== TASK DETAILS ==
Produce an exact copy of the lines from the line containing "Output a JSON" through the last line of the listing below, both ends included, and nothing else.

====

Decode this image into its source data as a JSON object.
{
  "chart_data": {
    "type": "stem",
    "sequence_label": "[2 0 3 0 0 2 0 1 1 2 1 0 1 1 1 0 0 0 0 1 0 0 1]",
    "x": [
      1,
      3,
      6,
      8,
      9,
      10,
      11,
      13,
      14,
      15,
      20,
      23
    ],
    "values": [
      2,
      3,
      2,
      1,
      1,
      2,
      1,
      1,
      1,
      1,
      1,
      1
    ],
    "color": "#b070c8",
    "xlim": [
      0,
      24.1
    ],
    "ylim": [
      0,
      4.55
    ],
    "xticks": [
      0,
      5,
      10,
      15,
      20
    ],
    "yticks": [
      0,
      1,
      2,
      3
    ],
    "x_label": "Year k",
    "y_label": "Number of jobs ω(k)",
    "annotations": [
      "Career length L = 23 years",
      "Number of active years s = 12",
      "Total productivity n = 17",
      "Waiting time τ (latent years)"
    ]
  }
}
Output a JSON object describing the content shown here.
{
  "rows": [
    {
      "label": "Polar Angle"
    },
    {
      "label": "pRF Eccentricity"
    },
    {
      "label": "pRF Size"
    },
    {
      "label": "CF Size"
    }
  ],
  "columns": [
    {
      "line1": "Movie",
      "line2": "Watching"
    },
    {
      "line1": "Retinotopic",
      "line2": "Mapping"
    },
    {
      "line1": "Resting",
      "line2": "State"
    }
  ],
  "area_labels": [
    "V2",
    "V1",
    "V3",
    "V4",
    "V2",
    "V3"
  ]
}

====

== RESPONSE TO THIS TASK ==
Output a JSON object describing the content shown here.
{
  "rows": [
    {
      "label": "Polar Angle"
    },
    {
      "label": "pRF Eccentricity"
    },
    {
      "label": "pRF Size"
    },
    {
      "label": "CF Size"
    }
  ],
  "columns": [
    {
      "line1": "Movie",
      "line2": "Watching"
    },
    {
      "line1": "Retinotopic",
      "line2": "Mapping"
    },
    {
      "line1": "Resting",
      "line2": "State"
    }
  ],
  "area_labels": [
    "V2",
    "V1",
    "V3",
    "V4",
    "V2",
    "V3"
  ]
}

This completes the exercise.